## MATERIAL PROVIDED
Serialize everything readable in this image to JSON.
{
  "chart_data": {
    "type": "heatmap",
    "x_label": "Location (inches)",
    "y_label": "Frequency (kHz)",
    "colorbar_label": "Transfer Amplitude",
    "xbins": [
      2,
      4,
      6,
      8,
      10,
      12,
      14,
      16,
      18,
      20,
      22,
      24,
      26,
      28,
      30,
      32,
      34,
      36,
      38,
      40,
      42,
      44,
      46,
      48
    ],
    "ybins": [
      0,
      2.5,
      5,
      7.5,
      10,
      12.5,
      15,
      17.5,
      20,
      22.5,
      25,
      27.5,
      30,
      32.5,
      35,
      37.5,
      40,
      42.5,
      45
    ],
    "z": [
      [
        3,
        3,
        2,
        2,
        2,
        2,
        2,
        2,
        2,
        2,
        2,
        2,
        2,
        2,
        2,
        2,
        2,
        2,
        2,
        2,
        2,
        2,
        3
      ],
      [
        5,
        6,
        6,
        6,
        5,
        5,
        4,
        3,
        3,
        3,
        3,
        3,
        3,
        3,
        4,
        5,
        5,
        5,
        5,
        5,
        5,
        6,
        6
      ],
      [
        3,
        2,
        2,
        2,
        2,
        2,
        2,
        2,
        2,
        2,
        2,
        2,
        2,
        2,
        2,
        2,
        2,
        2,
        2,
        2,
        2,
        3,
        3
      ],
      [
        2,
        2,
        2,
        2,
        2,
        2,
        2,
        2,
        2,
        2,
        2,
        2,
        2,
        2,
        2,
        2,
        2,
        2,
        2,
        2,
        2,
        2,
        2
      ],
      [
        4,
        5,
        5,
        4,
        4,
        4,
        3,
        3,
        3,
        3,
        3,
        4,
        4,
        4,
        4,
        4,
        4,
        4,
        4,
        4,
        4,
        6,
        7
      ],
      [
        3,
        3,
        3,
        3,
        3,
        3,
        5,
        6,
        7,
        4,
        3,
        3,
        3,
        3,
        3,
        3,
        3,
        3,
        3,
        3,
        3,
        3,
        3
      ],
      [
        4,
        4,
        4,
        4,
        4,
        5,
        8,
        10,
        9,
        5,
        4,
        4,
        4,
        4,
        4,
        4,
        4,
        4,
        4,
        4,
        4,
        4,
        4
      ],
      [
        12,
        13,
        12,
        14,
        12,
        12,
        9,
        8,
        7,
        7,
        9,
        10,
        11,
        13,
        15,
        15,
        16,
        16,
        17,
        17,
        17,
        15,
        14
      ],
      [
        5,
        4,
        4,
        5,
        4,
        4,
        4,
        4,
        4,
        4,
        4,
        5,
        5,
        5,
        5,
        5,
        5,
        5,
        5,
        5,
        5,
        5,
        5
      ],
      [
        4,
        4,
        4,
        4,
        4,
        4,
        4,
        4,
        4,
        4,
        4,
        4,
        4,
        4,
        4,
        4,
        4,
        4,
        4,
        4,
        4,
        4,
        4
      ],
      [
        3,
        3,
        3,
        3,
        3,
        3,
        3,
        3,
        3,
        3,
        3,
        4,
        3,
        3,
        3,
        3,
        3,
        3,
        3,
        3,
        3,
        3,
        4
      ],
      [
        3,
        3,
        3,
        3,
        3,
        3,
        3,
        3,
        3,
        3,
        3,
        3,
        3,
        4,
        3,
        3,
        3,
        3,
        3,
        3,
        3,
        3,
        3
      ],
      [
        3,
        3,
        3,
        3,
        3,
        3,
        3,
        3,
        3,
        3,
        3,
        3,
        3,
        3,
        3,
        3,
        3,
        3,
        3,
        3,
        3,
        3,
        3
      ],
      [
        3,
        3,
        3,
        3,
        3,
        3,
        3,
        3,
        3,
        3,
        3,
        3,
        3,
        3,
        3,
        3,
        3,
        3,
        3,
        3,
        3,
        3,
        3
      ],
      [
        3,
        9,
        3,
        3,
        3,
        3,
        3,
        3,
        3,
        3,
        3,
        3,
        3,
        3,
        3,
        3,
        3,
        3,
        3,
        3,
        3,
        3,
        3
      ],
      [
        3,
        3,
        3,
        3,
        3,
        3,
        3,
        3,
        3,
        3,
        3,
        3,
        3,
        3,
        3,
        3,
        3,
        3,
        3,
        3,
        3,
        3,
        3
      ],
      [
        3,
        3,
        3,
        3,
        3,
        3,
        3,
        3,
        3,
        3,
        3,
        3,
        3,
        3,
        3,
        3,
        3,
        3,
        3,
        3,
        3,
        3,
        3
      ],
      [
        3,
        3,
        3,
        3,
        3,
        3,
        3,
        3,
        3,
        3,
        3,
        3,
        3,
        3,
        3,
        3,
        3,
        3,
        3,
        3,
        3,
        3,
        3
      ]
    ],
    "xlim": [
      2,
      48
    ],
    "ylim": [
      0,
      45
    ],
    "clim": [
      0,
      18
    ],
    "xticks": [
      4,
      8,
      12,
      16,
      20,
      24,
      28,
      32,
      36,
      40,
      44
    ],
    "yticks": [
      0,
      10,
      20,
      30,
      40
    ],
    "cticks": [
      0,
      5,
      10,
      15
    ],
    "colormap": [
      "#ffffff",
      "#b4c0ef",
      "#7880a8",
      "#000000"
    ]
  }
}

## OBJECTIVE
The records above need to be transcribed in full. Keep every character unchanged.

## SOLUTION
Serialize everything readable in this image to JSON.
{
  "chart_data": {
    "type": "heatmap",
    "x_label": "Location (inches)",
    "y_label": "Frequency (kHz)",
    "colorbar_label": "Transfer Amplitude",
    "xbins": [
      2,
      4,
      6,
      8,
      10,
      12,
      14,
      16,
      18,
      20,
      22,
      24,
      26,
      28,
      30,
      32,
      34,
      36,
      38,
      40,
      42,
      44,
      46,
      48
    ],
    "ybins": [
      0,
      2.5,
      5,
      7.5,
      10,
      12.5,
      15,
      17.5,
      20,
      22.5,
      25,
      27.5,
      30,
      32.5,
      35,
      37.5,
      40,
      42.5,
      45
    ],
    "z": [
      [
        3,
        3,
        2,
        2,
        2,
        2,
        2,
        2,
        2,
        2,
        2,
        2,
        2,
        2,
        2,
        2,
        2,
        2,
        2,
        2,
        2,
        2,
        3
      ],
      [
        5,
        6,
        6,
        6,
        5,
        5,
        4,
        3,
        3,
        3,
        3,
        3,
        3,
        3,
        4,
        5,
        5,
        5,
        5,
        5,
        5,
        6,
        6
      ],
      [
        3,
        2,
        2,
        2,
        2,
        2,
        2,
        2,
        2,
        2,
        2,
        2,
        2,
        2,
        2,
        2,
        2,
        2,
        2,
        2,
        2,
        3,
        3
      ],
      [
        2,
        2,
        2,
        2,
        2,
        2,
        2,
        2,
        2,
        2,
        2,
        2,
        2,
        2,
        2,
        2,
        2,
        2,
        2,
        2,
        2,
        2,
        2
      ],
      [
        4,
        5,
        5,
        4,
        4,
        4,
        3,
        3,
        3,
        3,
        3,
        4,
        4,
        4,
        4,
        4,
        4,
        4,
        4,
        4,
        4,
        6,
        7
      ],
      [
        3,
        3,
        3,
        3,
        3,
        3,
        5,
        6,
        7,
        4,
        3,
        3,
        3,
        3,
        3,
        3,
        3,
        3,
        3,
        3,
        3,
        3,
        3
      ],
      [
        4,
        4,
        4,
        4,
        4,
        5,
        8,
        10,
        9,
        5,
        4,
        4,
        4,
        4,
        4,
        4,
        4,
        4,
        4,
        4,
        4,
        4,
        4
      ],
      [
        12,
        13,
        12,
        14,
        12,
        12,
        9,
        8,
        7,
        7,
        9,
        10,
        11,
        13,
        15,
        15,
        16,
        16,
        17,
        17,
        17,
        15,
        14
      ],
      [
        5,
        4,
        4,
        5,
        4,
        4,
        4,
        4,
        4,
        4,
        4,
        5,
        5,
        5,
        5,
        5,
        5,
        5,
        5,
        5,
        5,
        5,
        5
      ],
      [
        4,
        4,
        4,
        4,
        4,
        4,
        4,
        4,
        4,
        4,
        4,
        4,
        4,
        4,
        4,
        4,
        4,
        4,
        4,
        4,
        4,
        4,
        4
      ],
      [
        3,
        3,
        3,
        3,
        3,
        3,
        3,
        3,
        3,
        3,
        3,
        4,
        3,
        3,
        3,
        3,
        3,
        3,
        3,
        3,
        3,
        3,
        4
      ],
      [
        3,
        3,
        3,
        3,
        3,
        3,
        3,
        3,
        3,
        3,
        3,
        3,
        3,
        4,
        3,
        3,
        3,
        3,
        3,
        3,
        3,
        3,
        3
      ],
      [
        3,
        3,
        3,
        3,
        3,
        3,
        3,
        3,
        3,
        3,
        3,
        3,
        3,
        3,
        3,
        3,
        3,
        3,
        3,
        3,
        3,
        3,
        3
      ],
      [
        3,
        3,
        3,
        3,
        3,
        3,
        3,
        3,
        3,
        3,
        3,
        3,
        3,
        3,
        3,
        3,
        3,
        3,
        3,
        3,
        3,
        3,
        3
      ],
      [
        3,
        9,
        3,
        3,
        3,
        3,
        3,
        3,
        3,
        3,
        3,
        3,
        3,
        3,
        3,
        3,
        3,
        3,
        3,
        3,
        3,
        3,
        3
      ],
      [
        3,
        3,
        3,
        3,
        3,
        3,
        3,
        3,
        3,
        3,
        3,
        3,
        3,
        3,
        3,
        3,
        3,
        3,
        3,
        3,
        3,
        3,
        3
      ],
      [
        3,
        3,
        3,
        3,
        3,
        3,
        3,
        3,
        3,
        3,
        3,
        3,
        3,
        3,
        3,
        3,
        3,
        3,
        3,
        3,
        3,
        3,
        3
      ],
      [
        3,
        3,
        3,
        3,
        3,
        3,
        3,
        3,
        3,
        3,
        3,
        3,
        3,
        3,
        3,
        3,
        3,
        3,
        3,
        3,
        3,
        3,
        3
      ]
    ],
    "xlim": [
      2,
      48
    ],
    "ylim": [
      0,
      45
    ],
    "clim": [
      0,
      18
    ],
    "xticks": [
      4,
      8,
      12,
      16,
      20,
      24,
      28,
      32,
      36,
      40,
      44
    ],
    "yticks": [
      0,
      10,
      20,
      30,
      40
    ],
    "cticks": [
      0,
      5,
      10,
      15
    ],
    "colormap": [
      "#ffffff",
      "#b4c0ef",
      "#7880a8",
      "#000000"
    ]
  }
}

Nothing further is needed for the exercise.